>> Begin Dataset excerpts

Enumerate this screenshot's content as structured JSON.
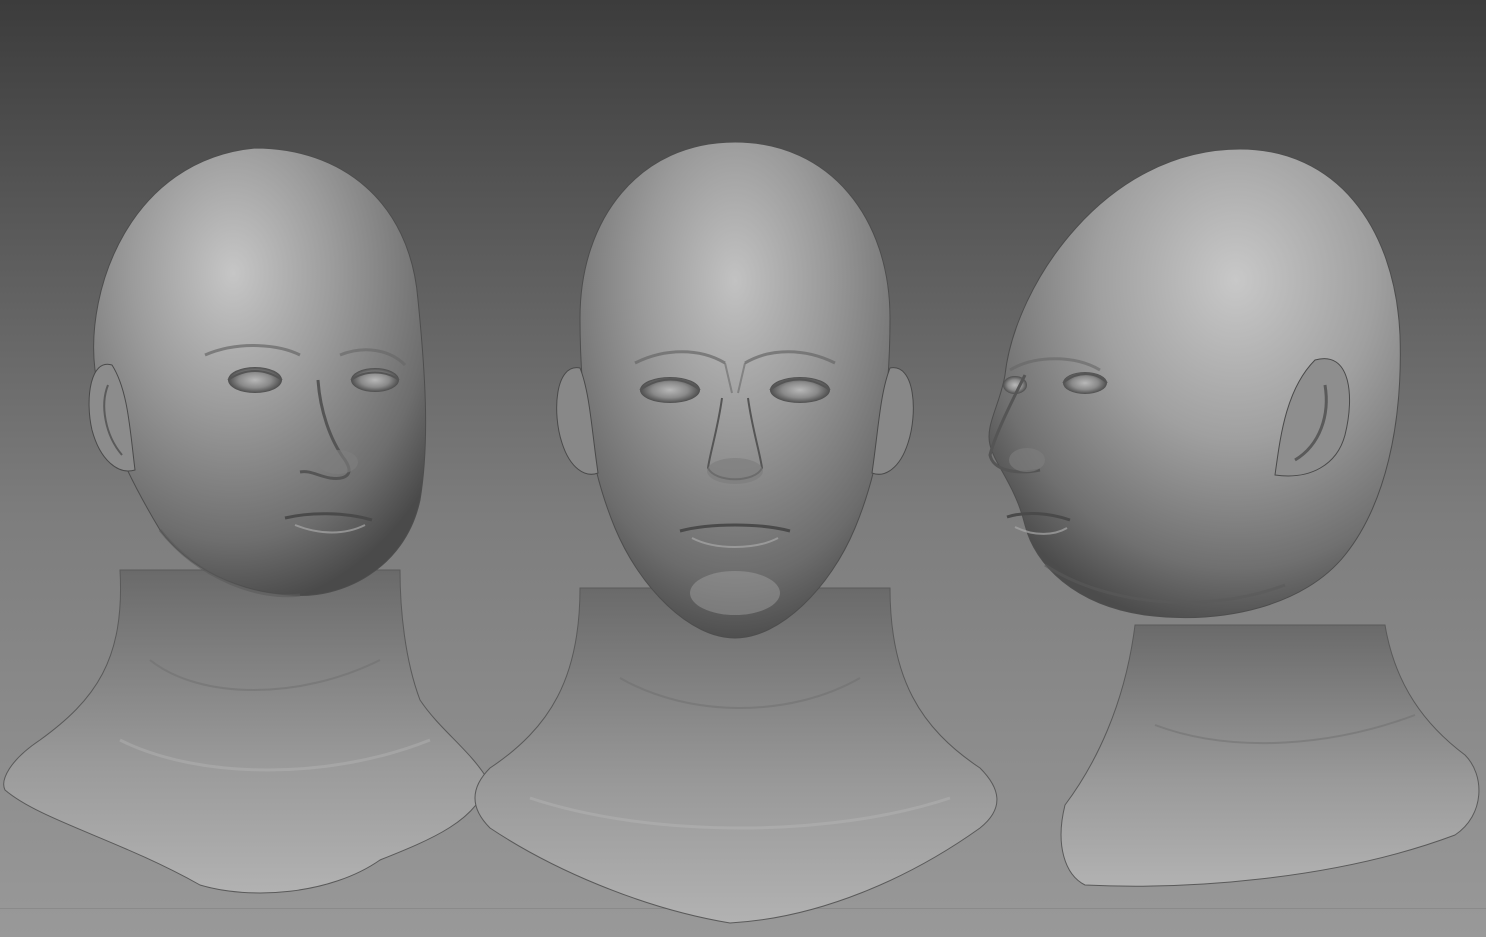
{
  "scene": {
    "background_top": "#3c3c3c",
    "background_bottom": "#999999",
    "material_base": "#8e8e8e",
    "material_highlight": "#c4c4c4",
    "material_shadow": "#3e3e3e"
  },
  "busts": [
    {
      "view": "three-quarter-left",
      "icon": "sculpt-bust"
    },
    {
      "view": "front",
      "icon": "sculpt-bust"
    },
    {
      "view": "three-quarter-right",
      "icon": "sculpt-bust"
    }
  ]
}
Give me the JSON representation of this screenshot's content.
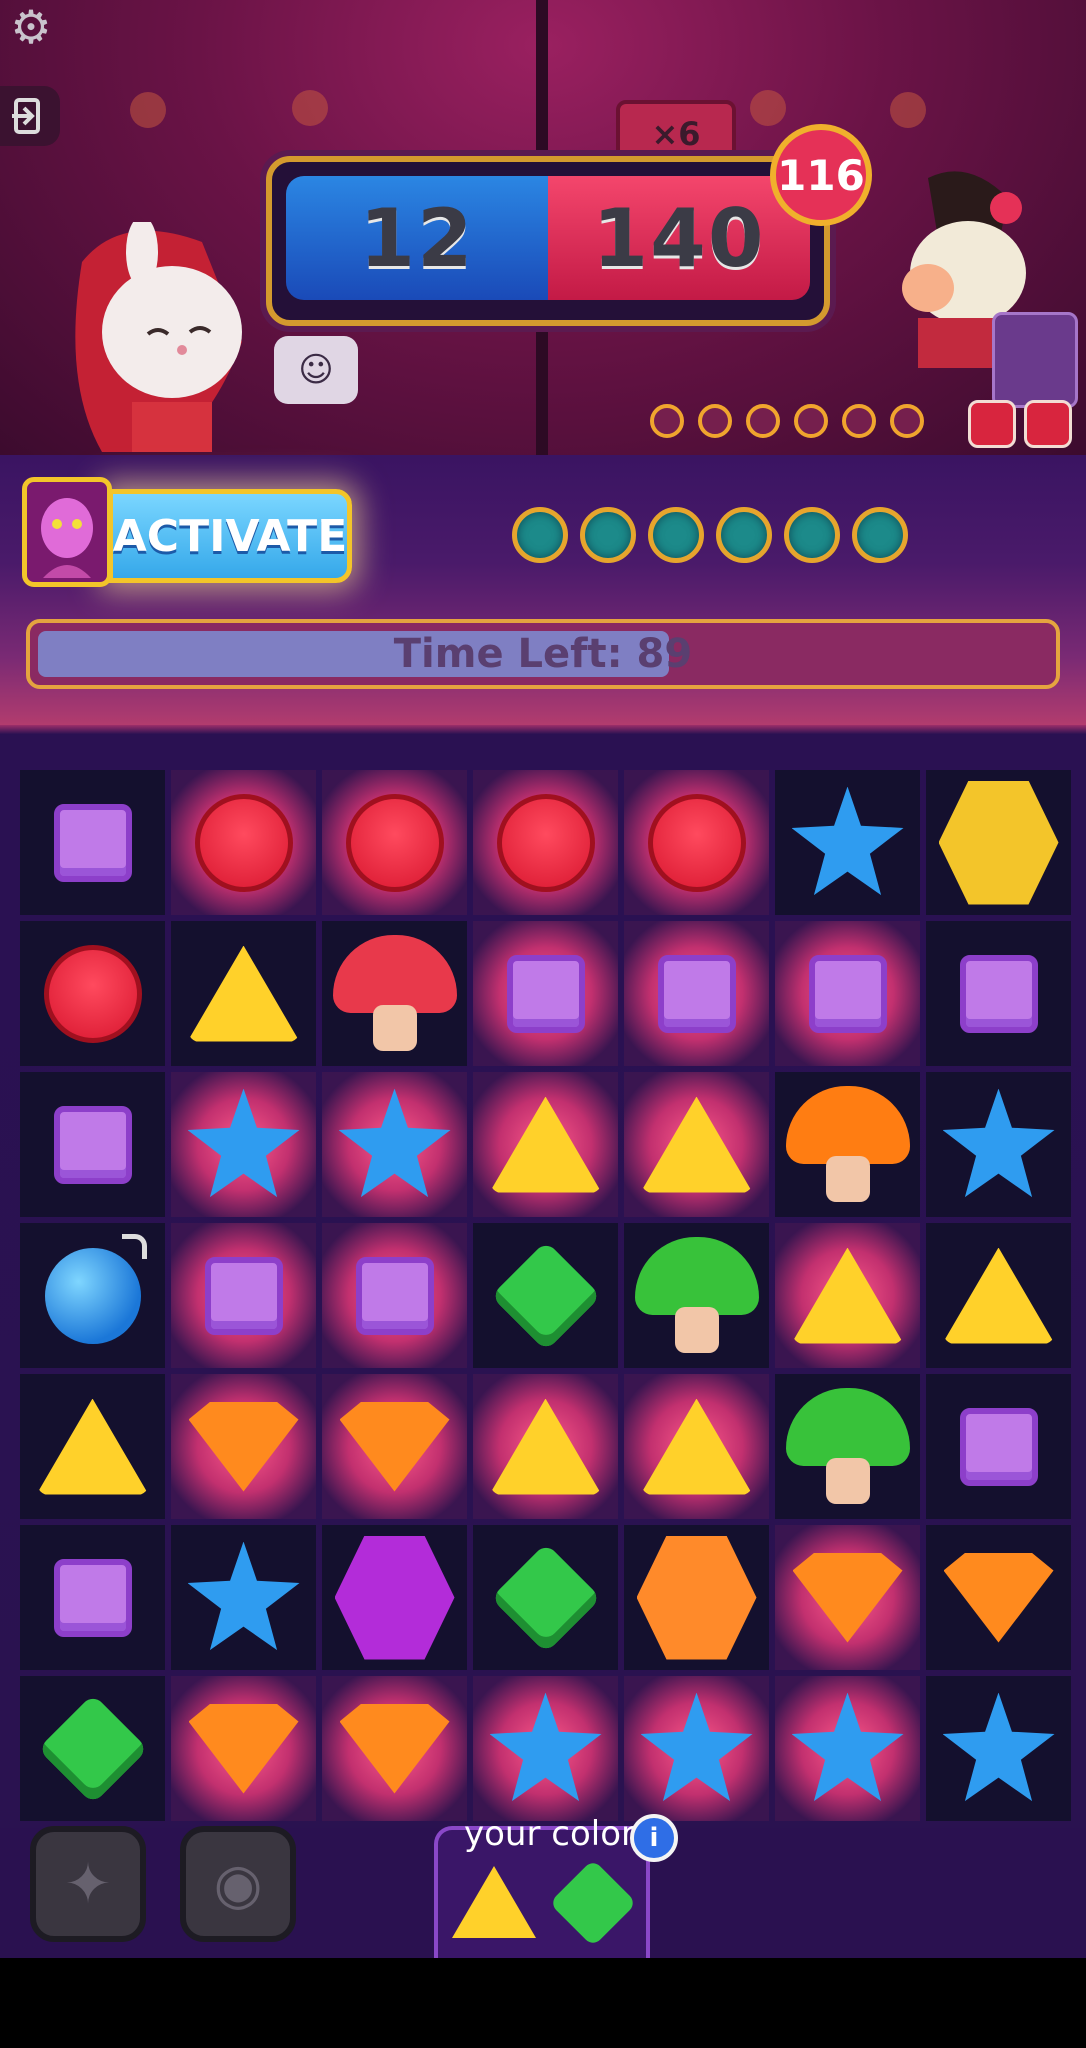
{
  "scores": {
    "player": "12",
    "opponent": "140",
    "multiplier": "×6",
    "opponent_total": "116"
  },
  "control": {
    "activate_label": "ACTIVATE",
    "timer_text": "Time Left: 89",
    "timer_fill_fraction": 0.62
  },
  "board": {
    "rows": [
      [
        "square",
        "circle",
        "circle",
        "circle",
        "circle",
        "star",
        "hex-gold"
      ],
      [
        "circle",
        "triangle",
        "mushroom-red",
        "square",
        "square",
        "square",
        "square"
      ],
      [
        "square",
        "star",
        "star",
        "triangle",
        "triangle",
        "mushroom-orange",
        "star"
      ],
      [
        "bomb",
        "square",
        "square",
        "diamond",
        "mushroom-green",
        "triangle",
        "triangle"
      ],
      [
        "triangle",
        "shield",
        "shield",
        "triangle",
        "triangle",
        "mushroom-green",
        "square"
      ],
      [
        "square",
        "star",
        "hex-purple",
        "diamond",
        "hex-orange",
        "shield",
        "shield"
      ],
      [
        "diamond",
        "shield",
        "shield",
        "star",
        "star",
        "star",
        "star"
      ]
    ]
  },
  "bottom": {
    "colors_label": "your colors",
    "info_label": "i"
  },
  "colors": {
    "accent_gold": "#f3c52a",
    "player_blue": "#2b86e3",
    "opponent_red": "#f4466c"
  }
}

>> End Dataset excerpts

→ **The problem**:
Reproduce all of the data exactly, omitting each picture it holds.

→ **Result of this task**:
Enumerate this screenshot's content as structured JSON.
{
  "scene": {
    "background_top": "#3c3c3c",
    "background_bottom": "#999999",
    "material_base": "#8e8e8e",
    "material_highlight": "#c4c4c4",
    "material_shadow": "#3e3e3e"
  },
  "busts": [
    {
      "view": "three-quarter-left",
      "icon": "sculpt-bust"
    },
    {
      "view": "front",
      "icon": "sculpt-bust"
    },
    {
      "view": "three-quarter-right",
      "icon": "sculpt-bust"
    }
  ]
}
Give me the JSON representation of this screenshot's content.
{
  "scores": {
    "player": "12",
    "opponent": "140",
    "multiplier": "×6",
    "opponent_total": "116"
  },
  "control": {
    "activate_label": "ACTIVATE",
    "timer_text": "Time Left: 89",
    "timer_fill_fraction": 0.62
  },
  "board": {
    "rows": [
      [
        "square",
        "circle",
        "circle",
        "circle",
        "circle",
        "star",
        "hex-gold"
      ],
      [
        "circle",
        "triangle",
        "mushroom-red",
        "square",
        "square",
        "square",
        "square"
      ],
      [
        "square",
        "star",
        "star",
        "triangle",
        "triangle",
        "mushroom-orange",
        "star"
      ],
      [
        "bomb",
        "square",
        "square",
        "diamond",
        "mushroom-green",
        "triangle",
        "triangle"
      ],
      [
        "triangle",
        "shield",
        "shield",
        "triangle",
        "triangle",
        "mushroom-green",
        "square"
      ],
      [
        "square",
        "star",
        "hex-purple",
        "diamond",
        "hex-orange",
        "shield",
        "shield"
      ],
      [
        "diamond",
        "shield",
        "shield",
        "star",
        "star",
        "star",
        "star"
      ]
    ]
  },
  "bottom": {
    "colors_label": "your colors",
    "info_label": "i"
  },
  "colors": {
    "accent_gold": "#f3c52a",
    "player_blue": "#2b86e3",
    "opponent_red": "#f4466c"
  }
}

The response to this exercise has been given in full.